PROBLEM
Set the listing down again exactly, please, apart from its pictures.

EXCERPTED RECORDS

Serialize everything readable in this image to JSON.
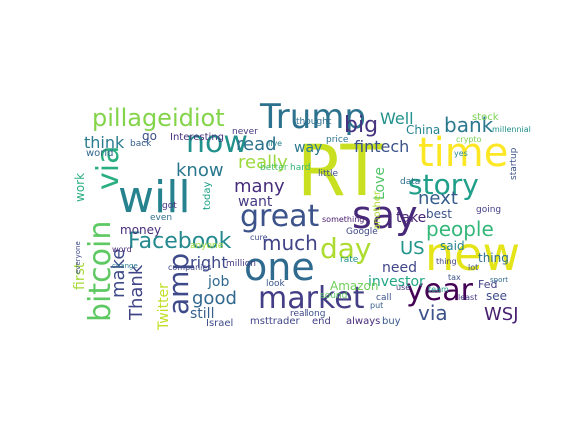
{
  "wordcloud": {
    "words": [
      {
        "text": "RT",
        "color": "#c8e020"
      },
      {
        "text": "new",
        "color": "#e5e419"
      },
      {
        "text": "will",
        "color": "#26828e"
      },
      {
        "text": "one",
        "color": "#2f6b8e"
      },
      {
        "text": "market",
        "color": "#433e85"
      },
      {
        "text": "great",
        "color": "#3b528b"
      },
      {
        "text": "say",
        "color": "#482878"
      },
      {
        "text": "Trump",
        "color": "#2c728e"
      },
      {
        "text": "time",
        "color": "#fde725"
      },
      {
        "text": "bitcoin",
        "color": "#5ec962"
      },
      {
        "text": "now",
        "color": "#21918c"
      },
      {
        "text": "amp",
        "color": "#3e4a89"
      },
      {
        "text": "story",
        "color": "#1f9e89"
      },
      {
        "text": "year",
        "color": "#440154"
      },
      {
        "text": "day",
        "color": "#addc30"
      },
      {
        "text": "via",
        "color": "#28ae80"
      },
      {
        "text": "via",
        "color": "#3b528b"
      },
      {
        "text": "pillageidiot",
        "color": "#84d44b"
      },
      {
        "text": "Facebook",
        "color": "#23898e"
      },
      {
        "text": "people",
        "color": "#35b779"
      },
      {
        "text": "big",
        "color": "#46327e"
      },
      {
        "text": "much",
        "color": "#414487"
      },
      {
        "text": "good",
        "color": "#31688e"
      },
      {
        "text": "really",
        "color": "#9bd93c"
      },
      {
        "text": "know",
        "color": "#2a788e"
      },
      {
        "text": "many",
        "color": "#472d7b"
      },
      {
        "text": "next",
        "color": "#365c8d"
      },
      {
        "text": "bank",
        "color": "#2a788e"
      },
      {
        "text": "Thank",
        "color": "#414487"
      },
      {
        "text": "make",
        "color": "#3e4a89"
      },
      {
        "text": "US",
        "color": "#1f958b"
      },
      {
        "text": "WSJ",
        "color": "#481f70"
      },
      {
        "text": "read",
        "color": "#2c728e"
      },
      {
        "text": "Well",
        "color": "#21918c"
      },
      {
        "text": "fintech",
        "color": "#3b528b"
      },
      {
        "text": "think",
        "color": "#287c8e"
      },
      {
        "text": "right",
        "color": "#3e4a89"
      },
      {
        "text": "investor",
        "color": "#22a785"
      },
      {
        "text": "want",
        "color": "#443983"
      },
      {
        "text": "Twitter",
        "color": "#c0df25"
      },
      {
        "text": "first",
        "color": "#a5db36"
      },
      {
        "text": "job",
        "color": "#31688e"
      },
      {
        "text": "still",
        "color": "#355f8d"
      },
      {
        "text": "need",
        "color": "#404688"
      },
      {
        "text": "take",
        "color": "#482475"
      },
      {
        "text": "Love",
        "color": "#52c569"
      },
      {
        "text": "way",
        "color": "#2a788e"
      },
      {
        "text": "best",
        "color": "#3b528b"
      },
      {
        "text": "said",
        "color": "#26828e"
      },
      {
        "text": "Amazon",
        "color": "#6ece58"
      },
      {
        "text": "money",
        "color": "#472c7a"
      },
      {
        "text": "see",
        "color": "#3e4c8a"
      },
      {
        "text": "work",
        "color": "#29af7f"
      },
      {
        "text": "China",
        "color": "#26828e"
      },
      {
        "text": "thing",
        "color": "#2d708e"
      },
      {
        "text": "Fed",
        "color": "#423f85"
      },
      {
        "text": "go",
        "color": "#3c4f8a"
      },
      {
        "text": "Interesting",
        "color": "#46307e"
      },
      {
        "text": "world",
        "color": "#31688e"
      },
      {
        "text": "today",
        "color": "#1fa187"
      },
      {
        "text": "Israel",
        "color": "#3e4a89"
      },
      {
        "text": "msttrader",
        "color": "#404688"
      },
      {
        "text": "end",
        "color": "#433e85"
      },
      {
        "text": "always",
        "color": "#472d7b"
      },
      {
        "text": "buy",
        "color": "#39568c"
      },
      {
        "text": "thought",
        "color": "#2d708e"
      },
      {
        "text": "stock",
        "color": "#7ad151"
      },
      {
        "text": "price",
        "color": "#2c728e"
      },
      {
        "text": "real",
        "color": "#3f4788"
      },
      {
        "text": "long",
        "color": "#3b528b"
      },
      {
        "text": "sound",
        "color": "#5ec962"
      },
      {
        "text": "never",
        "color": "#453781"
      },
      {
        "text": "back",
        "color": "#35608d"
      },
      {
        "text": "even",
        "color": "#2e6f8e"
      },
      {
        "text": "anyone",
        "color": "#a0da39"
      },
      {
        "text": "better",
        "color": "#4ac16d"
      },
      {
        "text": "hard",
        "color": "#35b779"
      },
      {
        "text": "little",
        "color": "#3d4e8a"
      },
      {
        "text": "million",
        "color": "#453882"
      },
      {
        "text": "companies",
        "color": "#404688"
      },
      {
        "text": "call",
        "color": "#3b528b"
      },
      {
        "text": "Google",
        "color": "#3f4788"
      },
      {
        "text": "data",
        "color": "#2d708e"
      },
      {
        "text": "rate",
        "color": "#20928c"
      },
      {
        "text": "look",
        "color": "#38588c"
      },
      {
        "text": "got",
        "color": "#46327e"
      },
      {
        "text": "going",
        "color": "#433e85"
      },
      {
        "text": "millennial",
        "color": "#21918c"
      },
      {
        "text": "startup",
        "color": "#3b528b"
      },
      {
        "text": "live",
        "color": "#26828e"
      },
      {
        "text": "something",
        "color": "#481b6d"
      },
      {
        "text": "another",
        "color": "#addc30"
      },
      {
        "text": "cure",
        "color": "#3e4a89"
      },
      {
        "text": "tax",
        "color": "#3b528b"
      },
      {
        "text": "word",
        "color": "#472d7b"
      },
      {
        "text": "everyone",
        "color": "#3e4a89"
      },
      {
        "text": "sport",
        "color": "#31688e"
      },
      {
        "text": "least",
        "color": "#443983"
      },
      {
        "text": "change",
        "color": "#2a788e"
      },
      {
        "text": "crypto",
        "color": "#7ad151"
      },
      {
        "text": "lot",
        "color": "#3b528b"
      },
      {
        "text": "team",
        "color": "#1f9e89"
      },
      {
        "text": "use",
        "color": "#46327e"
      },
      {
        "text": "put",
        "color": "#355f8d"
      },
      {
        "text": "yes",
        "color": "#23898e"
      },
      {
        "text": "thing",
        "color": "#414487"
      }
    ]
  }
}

OUTPUT OF THE EXERCISE
Serialize everything readable in this image to JSON.
{
  "wordcloud": {
    "words": [
      {
        "text": "RT",
        "color": "#c8e020"
      },
      {
        "text": "new",
        "color": "#e5e419"
      },
      {
        "text": "will",
        "color": "#26828e"
      },
      {
        "text": "one",
        "color": "#2f6b8e"
      },
      {
        "text": "market",
        "color": "#433e85"
      },
      {
        "text": "great",
        "color": "#3b528b"
      },
      {
        "text": "say",
        "color": "#482878"
      },
      {
        "text": "Trump",
        "color": "#2c728e"
      },
      {
        "text": "time",
        "color": "#fde725"
      },
      {
        "text": "bitcoin",
        "color": "#5ec962"
      },
      {
        "text": "now",
        "color": "#21918c"
      },
      {
        "text": "amp",
        "color": "#3e4a89"
      },
      {
        "text": "story",
        "color": "#1f9e89"
      },
      {
        "text": "year",
        "color": "#440154"
      },
      {
        "text": "day",
        "color": "#addc30"
      },
      {
        "text": "via",
        "color": "#28ae80"
      },
      {
        "text": "via",
        "color": "#3b528b"
      },
      {
        "text": "pillageidiot",
        "color": "#84d44b"
      },
      {
        "text": "Facebook",
        "color": "#23898e"
      },
      {
        "text": "people",
        "color": "#35b779"
      },
      {
        "text": "big",
        "color": "#46327e"
      },
      {
        "text": "much",
        "color": "#414487"
      },
      {
        "text": "good",
        "color": "#31688e"
      },
      {
        "text": "really",
        "color": "#9bd93c"
      },
      {
        "text": "know",
        "color": "#2a788e"
      },
      {
        "text": "many",
        "color": "#472d7b"
      },
      {
        "text": "next",
        "color": "#365c8d"
      },
      {
        "text": "bank",
        "color": "#2a788e"
      },
      {
        "text": "Thank",
        "color": "#414487"
      },
      {
        "text": "make",
        "color": "#3e4a89"
      },
      {
        "text": "US",
        "color": "#1f958b"
      },
      {
        "text": "WSJ",
        "color": "#481f70"
      },
      {
        "text": "read",
        "color": "#2c728e"
      },
      {
        "text": "Well",
        "color": "#21918c"
      },
      {
        "text": "fintech",
        "color": "#3b528b"
      },
      {
        "text": "think",
        "color": "#287c8e"
      },
      {
        "text": "right",
        "color": "#3e4a89"
      },
      {
        "text": "investor",
        "color": "#22a785"
      },
      {
        "text": "want",
        "color": "#443983"
      },
      {
        "text": "Twitter",
        "color": "#c0df25"
      },
      {
        "text": "first",
        "color": "#a5db36"
      },
      {
        "text": "job",
        "color": "#31688e"
      },
      {
        "text": "still",
        "color": "#355f8d"
      },
      {
        "text": "need",
        "color": "#404688"
      },
      {
        "text": "take",
        "color": "#482475"
      },
      {
        "text": "Love",
        "color": "#52c569"
      },
      {
        "text": "way",
        "color": "#2a788e"
      },
      {
        "text": "best",
        "color": "#3b528b"
      },
      {
        "text": "said",
        "color": "#26828e"
      },
      {
        "text": "Amazon",
        "color": "#6ece58"
      },
      {
        "text": "money",
        "color": "#472c7a"
      },
      {
        "text": "see",
        "color": "#3e4c8a"
      },
      {
        "text": "work",
        "color": "#29af7f"
      },
      {
        "text": "China",
        "color": "#26828e"
      },
      {
        "text": "thing",
        "color": "#2d708e"
      },
      {
        "text": "Fed",
        "color": "#423f85"
      },
      {
        "text": "go",
        "color": "#3c4f8a"
      },
      {
        "text": "Interesting",
        "color": "#46307e"
      },
      {
        "text": "world",
        "color": "#31688e"
      },
      {
        "text": "today",
        "color": "#1fa187"
      },
      {
        "text": "Israel",
        "color": "#3e4a89"
      },
      {
        "text": "msttrader",
        "color": "#404688"
      },
      {
        "text": "end",
        "color": "#433e85"
      },
      {
        "text": "always",
        "color": "#472d7b"
      },
      {
        "text": "buy",
        "color": "#39568c"
      },
      {
        "text": "thought",
        "color": "#2d708e"
      },
      {
        "text": "stock",
        "color": "#7ad151"
      },
      {
        "text": "price",
        "color": "#2c728e"
      },
      {
        "text": "real",
        "color": "#3f4788"
      },
      {
        "text": "long",
        "color": "#3b528b"
      },
      {
        "text": "sound",
        "color": "#5ec962"
      },
      {
        "text": "never",
        "color": "#453781"
      },
      {
        "text": "back",
        "color": "#35608d"
      },
      {
        "text": "even",
        "color": "#2e6f8e"
      },
      {
        "text": "anyone",
        "color": "#a0da39"
      },
      {
        "text": "better",
        "color": "#4ac16d"
      },
      {
        "text": "hard",
        "color": "#35b779"
      },
      {
        "text": "little",
        "color": "#3d4e8a"
      },
      {
        "text": "million",
        "color": "#453882"
      },
      {
        "text": "companies",
        "color": "#404688"
      },
      {
        "text": "call",
        "color": "#3b528b"
      },
      {
        "text": "Google",
        "color": "#3f4788"
      },
      {
        "text": "data",
        "color": "#2d708e"
      },
      {
        "text": "rate",
        "color": "#20928c"
      },
      {
        "text": "look",
        "color": "#38588c"
      },
      {
        "text": "got",
        "color": "#46327e"
      },
      {
        "text": "going",
        "color": "#433e85"
      },
      {
        "text": "millennial",
        "color": "#21918c"
      },
      {
        "text": "startup",
        "color": "#3b528b"
      },
      {
        "text": "live",
        "color": "#26828e"
      },
      {
        "text": "something",
        "color": "#481b6d"
      },
      {
        "text": "another",
        "color": "#addc30"
      },
      {
        "text": "cure",
        "color": "#3e4a89"
      },
      {
        "text": "tax",
        "color": "#3b528b"
      },
      {
        "text": "word",
        "color": "#472d7b"
      },
      {
        "text": "everyone",
        "color": "#3e4a89"
      },
      {
        "text": "sport",
        "color": "#31688e"
      },
      {
        "text": "least",
        "color": "#443983"
      },
      {
        "text": "change",
        "color": "#2a788e"
      },
      {
        "text": "crypto",
        "color": "#7ad151"
      },
      {
        "text": "lot",
        "color": "#3b528b"
      },
      {
        "text": "team",
        "color": "#1f9e89"
      },
      {
        "text": "use",
        "color": "#46327e"
      },
      {
        "text": "put",
        "color": "#355f8d"
      },
      {
        "text": "yes",
        "color": "#23898e"
      },
      {
        "text": "thing",
        "color": "#414487"
      }
    ]
  }
}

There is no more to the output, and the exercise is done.